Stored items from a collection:
++++++++++++++++++++

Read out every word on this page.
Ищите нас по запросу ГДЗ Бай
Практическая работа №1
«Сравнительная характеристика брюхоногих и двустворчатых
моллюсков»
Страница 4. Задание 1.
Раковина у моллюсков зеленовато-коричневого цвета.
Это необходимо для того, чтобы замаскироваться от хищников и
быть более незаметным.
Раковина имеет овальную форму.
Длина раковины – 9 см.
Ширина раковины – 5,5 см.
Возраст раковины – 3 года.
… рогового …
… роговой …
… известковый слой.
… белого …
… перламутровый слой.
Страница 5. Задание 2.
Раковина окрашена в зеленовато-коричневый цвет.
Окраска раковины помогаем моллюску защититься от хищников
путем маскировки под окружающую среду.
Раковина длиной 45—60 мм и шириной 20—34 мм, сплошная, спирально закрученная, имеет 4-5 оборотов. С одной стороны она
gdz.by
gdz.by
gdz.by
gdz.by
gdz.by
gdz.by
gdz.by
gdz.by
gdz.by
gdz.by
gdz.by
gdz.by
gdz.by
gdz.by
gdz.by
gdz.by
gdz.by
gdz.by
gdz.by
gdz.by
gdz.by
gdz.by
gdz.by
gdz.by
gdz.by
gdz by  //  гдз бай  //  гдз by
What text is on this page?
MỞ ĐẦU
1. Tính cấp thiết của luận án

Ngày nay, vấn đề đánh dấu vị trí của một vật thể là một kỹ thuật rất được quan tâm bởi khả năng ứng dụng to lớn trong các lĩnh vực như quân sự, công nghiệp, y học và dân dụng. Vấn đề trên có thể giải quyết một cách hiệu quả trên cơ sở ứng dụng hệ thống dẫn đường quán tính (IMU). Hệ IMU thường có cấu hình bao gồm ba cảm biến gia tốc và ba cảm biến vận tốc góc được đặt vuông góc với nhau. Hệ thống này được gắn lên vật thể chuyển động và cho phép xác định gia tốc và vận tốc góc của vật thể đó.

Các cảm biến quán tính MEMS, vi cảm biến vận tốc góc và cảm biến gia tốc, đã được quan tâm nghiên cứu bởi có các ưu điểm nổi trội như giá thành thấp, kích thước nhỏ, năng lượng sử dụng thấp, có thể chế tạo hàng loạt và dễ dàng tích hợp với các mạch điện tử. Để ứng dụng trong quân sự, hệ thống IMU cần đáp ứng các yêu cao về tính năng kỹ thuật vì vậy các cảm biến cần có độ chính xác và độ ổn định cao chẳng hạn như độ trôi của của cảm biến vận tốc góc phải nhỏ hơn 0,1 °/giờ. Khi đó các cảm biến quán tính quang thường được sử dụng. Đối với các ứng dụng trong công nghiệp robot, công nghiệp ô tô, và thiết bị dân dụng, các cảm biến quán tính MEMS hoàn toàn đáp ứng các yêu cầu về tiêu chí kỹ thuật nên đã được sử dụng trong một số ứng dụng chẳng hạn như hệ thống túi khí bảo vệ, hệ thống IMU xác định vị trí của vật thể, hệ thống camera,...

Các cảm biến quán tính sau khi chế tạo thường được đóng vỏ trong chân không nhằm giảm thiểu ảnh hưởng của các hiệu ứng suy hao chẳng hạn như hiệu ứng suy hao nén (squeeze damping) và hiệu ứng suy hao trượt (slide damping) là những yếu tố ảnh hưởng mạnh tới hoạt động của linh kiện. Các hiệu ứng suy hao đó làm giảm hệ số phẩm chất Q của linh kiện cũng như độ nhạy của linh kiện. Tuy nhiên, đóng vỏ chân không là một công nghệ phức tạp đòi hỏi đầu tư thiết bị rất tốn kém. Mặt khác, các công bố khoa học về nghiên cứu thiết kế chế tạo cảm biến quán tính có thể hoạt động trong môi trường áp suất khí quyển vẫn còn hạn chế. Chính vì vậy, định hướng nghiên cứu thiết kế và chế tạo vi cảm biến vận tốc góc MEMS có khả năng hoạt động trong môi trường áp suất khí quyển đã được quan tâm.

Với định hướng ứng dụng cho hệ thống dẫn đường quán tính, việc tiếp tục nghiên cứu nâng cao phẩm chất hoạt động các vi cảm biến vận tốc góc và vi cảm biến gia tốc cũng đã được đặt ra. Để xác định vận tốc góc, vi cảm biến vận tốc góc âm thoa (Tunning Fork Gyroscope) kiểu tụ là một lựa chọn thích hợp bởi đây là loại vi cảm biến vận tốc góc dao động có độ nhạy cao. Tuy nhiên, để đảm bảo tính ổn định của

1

++++++++++++++++++++

Problem description: Retype all the material above precisely, with no line left out.

Answer to this exercise:
Read out every word on this page.
Ищите нас по запросу ГДЗ Бай
Практическая работа №1
«Сравнительная характеристика брюхоногих и двустворчатых
моллюсков»
Страница 4. Задание 1.
Раковина у моллюсков зеленовато-коричневого цвета.
Это необходимо для того, чтобы замаскироваться от хищников и
быть более незаметным.
Раковина имеет овальную форму.
Длина раковины – 9 см.
Ширина раковины – 5,5 см.
Возраст раковины – 3 года.
… рогового …
… роговой …
… известковый слой.
… белого …
… перламутровый слой.
Страница 5. Задание 2.
Раковина окрашена в зеленовато-коричневый цвет.
Окраска раковины помогаем моллюску защититься от хищников
путем маскировки под окружающую среду.
Раковина длиной 45—60 мм и шириной 20—34 мм, сплошная, спирально закрученная, имеет 4-5 оборотов. С одной стороны она
gdz.by
gdz.by
gdz.by
gdz.by
gdz.by
gdz.by
gdz.by
gdz.by
gdz.by
gdz.by
gdz.by
gdz.by
gdz.by
gdz.by
gdz.by
gdz.by
gdz.by
gdz.by
gdz.by
gdz.by
gdz.by
gdz.by
gdz.by
gdz.by
gdz.by
gdz by  //  гдз бай  //  гдз by
What text is on this page?
MỞ ĐẦU
1. Tính cấp thiết của luận án

Ngày nay, vấn đề đánh dấu vị trí của một vật thể là một kỹ thuật rất được quan tâm bởi khả năng ứng dụng to lớn trong các lĩnh vực như quân sự, công nghiệp, y học và dân dụng. Vấn đề trên có thể giải quyết một cách hiệu quả trên cơ sở ứng dụng hệ thống dẫn đường quán tính (IMU). Hệ IMU thường có cấu hình bao gồm ba cảm biến gia tốc và ba cảm biến vận tốc góc được đặt vuông góc với nhau. Hệ thống này được gắn lên vật thể chuyển động và cho phép xác định gia tốc và vận tốc góc của vật thể đó.

Các cảm biến quán tính MEMS, vi cảm biến vận tốc góc và cảm biến gia tốc, đã được quan tâm nghiên cứu bởi có các ưu điểm nổi trội như giá thành thấp, kích thước nhỏ, năng lượng sử dụng thấp, có thể chế tạo hàng loạt và dễ dàng tích hợp với các mạch điện tử. Để ứng dụng trong quân sự, hệ thống IMU cần đáp ứng các yêu cao về tính năng kỹ thuật vì vậy các cảm biến cần có độ chính xác và độ ổn định cao chẳng hạn như độ trôi của của cảm biến vận tốc góc phải nhỏ hơn 0,1 °/giờ. Khi đó các cảm biến quán tính quang thường được sử dụng. Đối với các ứng dụng trong công nghiệp robot, công nghiệp ô tô, và thiết bị dân dụng, các cảm biến quán tính MEMS hoàn toàn đáp ứng các yêu cầu về tiêu chí kỹ thuật nên đã được sử dụng trong một số ứng dụng chẳng hạn như hệ thống túi khí bảo vệ, hệ thống IMU xác định vị trí của vật thể, hệ thống camera,...

Các cảm biến quán tính sau khi chế tạo thường được đóng vỏ trong chân không nhằm giảm thiểu ảnh hưởng của các hiệu ứng suy hao chẳng hạn như hiệu ứng suy hao nén (squeeze damping) và hiệu ứng suy hao trượt (slide damping) là những yếu tố ảnh hưởng mạnh tới hoạt động của linh kiện. Các hiệu ứng suy hao đó làm giảm hệ số phẩm chất Q của linh kiện cũng như độ nhạy của linh kiện. Tuy nhiên, đóng vỏ chân không là một công nghệ phức tạp đòi hỏi đầu tư thiết bị rất tốn kém. Mặt khác, các công bố khoa học về nghiên cứu thiết kế chế tạo cảm biến quán tính có thể hoạt động trong môi trường áp suất khí quyển vẫn còn hạn chế. Chính vì vậy, định hướng nghiên cứu thiết kế và chế tạo vi cảm biến vận tốc góc MEMS có khả năng hoạt động trong môi trường áp suất khí quyển đã được quan tâm.

Với định hướng ứng dụng cho hệ thống dẫn đường quán tính, việc tiếp tục nghiên cứu nâng cao phẩm chất hoạt động các vi cảm biến vận tốc góc và vi cảm biến gia tốc cũng đã được đặt ra. Để xác định vận tốc góc, vi cảm biến vận tốc góc âm thoa (Tunning Fork Gyroscope) kiểu tụ là một lựa chọn thích hợp bởi đây là loại vi cảm biến vận tốc góc dao động có độ nhạy cao. Tuy nhiên, để đảm bảo tính ổn định của

1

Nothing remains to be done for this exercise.